**Work required:**
Using the listing below, select the lines with the word "movement" and copy them.

---------- Entries supplied ----------

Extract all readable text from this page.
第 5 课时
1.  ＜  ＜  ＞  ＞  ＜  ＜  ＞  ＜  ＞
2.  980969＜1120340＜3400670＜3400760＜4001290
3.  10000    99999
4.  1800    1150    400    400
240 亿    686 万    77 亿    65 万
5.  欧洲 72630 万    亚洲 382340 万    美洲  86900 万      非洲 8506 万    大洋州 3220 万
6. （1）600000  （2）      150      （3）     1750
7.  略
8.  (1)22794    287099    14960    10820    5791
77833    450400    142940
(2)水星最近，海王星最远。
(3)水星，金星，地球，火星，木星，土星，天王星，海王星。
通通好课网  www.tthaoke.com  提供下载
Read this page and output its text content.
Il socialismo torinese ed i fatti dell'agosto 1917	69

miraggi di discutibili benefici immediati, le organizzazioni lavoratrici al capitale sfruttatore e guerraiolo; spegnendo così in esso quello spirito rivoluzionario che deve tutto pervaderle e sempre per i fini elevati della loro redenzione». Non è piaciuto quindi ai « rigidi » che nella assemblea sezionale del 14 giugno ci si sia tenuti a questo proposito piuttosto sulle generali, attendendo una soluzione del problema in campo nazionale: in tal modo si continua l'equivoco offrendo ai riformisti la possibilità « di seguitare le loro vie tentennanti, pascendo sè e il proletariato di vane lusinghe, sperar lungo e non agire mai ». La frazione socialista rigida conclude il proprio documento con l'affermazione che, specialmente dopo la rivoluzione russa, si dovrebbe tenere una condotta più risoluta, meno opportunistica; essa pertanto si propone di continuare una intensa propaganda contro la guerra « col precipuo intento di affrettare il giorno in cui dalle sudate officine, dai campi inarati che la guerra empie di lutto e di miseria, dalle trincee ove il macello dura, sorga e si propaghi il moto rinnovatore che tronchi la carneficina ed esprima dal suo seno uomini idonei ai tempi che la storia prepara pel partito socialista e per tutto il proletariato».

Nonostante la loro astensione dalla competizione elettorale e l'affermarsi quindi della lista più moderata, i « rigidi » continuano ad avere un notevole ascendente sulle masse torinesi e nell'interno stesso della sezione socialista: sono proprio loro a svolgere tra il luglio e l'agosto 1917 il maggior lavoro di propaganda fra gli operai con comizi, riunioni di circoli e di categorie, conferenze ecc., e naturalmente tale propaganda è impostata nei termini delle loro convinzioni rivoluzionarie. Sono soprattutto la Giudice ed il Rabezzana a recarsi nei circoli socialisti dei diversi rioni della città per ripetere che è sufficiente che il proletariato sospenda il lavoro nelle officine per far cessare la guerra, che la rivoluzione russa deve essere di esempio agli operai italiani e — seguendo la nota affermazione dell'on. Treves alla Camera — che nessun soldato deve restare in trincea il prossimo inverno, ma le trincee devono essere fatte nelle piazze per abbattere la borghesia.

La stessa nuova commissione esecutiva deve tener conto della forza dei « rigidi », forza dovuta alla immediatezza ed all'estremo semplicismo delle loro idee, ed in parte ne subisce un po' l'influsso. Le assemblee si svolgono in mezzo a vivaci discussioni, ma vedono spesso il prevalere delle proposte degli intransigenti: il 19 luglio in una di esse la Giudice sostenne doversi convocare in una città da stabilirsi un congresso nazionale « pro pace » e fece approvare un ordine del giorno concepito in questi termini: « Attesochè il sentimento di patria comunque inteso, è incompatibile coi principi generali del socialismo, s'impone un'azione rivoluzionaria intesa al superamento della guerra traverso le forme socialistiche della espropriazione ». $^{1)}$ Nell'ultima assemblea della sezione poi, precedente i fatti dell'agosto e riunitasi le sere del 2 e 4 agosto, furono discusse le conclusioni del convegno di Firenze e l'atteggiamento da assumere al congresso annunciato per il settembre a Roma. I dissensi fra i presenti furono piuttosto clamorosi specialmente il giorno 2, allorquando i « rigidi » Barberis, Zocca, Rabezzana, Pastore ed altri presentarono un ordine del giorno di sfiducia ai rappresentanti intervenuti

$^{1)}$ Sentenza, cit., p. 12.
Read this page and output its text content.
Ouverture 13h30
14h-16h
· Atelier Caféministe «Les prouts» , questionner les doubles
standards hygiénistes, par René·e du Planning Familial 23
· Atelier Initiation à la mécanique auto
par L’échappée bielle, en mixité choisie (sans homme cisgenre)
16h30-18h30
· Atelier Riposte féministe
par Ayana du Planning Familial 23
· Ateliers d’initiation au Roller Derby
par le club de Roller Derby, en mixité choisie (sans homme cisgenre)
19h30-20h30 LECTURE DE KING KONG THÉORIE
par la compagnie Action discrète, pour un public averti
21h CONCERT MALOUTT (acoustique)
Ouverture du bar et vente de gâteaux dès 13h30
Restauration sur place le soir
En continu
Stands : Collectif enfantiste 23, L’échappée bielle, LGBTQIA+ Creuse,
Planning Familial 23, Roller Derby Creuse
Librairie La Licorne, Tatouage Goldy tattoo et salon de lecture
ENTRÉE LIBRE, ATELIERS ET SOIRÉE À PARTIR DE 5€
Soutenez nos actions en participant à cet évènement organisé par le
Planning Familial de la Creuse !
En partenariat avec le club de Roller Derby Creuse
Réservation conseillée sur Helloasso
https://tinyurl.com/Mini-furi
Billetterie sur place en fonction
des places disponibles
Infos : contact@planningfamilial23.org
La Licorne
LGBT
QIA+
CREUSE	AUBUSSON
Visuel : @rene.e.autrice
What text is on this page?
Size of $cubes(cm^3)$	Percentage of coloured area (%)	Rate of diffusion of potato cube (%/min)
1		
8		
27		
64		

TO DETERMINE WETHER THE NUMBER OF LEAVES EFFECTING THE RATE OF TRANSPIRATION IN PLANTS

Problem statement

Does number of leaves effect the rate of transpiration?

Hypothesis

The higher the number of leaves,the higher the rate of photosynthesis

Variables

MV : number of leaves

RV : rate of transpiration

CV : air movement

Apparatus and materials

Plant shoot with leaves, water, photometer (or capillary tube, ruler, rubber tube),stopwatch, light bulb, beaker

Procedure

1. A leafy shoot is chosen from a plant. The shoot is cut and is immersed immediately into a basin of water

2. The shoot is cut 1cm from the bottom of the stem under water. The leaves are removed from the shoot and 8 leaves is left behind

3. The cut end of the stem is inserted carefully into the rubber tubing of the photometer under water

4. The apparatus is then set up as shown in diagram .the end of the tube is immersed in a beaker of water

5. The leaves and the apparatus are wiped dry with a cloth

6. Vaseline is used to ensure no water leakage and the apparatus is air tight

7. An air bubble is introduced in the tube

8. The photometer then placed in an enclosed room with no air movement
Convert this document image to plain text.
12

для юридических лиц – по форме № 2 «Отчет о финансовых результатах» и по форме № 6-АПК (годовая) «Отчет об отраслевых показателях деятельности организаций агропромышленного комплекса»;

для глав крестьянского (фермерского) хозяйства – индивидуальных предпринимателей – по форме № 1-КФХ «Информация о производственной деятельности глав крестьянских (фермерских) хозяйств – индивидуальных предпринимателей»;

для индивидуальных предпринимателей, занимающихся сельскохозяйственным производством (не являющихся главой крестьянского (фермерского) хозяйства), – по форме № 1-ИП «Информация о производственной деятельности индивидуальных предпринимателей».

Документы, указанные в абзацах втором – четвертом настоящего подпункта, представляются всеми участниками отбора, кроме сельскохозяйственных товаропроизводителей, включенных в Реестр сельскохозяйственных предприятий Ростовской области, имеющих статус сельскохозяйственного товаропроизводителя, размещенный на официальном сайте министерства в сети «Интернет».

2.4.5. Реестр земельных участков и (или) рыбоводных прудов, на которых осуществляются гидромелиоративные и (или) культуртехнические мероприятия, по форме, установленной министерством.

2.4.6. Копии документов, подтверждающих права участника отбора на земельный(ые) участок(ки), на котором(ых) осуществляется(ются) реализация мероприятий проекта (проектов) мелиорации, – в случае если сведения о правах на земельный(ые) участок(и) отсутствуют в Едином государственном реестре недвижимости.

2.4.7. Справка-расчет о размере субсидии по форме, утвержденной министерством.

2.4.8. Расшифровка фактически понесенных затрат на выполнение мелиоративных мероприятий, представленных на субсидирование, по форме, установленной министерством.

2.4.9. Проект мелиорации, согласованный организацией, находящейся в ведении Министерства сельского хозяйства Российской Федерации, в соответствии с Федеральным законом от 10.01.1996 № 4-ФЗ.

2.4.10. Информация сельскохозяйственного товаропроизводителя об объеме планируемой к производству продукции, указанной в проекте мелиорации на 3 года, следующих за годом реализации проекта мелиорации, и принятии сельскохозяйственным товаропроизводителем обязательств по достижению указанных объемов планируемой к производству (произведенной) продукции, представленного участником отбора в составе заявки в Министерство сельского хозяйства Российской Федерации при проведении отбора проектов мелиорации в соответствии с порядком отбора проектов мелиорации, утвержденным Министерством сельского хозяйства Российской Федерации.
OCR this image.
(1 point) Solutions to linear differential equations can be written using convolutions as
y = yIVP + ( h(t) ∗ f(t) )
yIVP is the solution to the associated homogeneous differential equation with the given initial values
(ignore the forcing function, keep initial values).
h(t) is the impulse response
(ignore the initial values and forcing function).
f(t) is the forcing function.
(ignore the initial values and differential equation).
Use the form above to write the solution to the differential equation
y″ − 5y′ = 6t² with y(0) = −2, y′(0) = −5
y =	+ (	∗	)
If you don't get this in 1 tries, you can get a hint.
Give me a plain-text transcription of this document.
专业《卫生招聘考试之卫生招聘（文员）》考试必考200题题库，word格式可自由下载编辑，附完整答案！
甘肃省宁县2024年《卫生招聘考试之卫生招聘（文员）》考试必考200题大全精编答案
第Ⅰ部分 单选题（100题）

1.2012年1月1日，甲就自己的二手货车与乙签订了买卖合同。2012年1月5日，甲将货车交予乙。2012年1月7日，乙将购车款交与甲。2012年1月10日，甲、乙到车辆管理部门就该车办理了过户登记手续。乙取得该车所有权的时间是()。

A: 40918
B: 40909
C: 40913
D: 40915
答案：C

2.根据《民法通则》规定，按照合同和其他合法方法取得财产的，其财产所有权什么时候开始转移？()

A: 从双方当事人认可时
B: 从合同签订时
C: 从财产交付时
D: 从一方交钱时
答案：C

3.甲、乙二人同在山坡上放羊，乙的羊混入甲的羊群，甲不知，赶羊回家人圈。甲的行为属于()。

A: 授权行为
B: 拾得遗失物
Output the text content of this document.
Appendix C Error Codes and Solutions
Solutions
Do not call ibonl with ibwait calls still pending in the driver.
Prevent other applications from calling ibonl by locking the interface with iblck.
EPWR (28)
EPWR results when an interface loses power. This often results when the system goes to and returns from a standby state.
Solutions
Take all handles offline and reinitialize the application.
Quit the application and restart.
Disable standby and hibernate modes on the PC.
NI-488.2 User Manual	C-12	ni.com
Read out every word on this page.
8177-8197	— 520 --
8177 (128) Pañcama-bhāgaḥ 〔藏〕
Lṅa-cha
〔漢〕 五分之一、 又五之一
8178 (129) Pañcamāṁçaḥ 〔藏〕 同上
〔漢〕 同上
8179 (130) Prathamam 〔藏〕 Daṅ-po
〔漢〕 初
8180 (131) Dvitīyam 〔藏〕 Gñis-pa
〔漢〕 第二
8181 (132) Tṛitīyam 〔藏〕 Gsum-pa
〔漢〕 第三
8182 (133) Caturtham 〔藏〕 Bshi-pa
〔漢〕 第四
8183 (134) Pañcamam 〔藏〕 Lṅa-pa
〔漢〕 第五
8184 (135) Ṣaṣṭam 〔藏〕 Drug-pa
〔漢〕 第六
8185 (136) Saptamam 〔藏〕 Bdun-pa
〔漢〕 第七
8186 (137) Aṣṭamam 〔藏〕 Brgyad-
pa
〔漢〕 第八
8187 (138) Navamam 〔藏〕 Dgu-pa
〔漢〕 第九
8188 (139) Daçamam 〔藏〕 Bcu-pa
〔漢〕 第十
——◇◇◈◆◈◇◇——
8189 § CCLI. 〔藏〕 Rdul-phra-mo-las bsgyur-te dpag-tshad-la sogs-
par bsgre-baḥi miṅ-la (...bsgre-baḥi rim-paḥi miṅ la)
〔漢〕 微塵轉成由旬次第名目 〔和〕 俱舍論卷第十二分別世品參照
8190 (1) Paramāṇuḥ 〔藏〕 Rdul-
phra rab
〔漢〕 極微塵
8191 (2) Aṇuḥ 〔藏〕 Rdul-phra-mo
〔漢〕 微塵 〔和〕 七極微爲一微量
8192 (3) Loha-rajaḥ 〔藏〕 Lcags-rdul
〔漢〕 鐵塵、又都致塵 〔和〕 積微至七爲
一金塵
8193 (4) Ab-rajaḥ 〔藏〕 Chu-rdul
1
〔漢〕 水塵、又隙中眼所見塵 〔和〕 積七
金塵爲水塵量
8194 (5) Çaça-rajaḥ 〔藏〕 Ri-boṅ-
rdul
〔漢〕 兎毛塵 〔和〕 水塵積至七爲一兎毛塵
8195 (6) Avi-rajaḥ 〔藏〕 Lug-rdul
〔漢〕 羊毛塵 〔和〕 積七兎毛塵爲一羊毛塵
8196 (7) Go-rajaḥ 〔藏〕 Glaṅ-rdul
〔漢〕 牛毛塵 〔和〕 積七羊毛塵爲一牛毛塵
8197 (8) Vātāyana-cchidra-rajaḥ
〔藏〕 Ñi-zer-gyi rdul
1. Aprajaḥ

----------

**Answer for this exercise:**
CV : air movement
8. The photometer then placed in an enclosed room with no air movement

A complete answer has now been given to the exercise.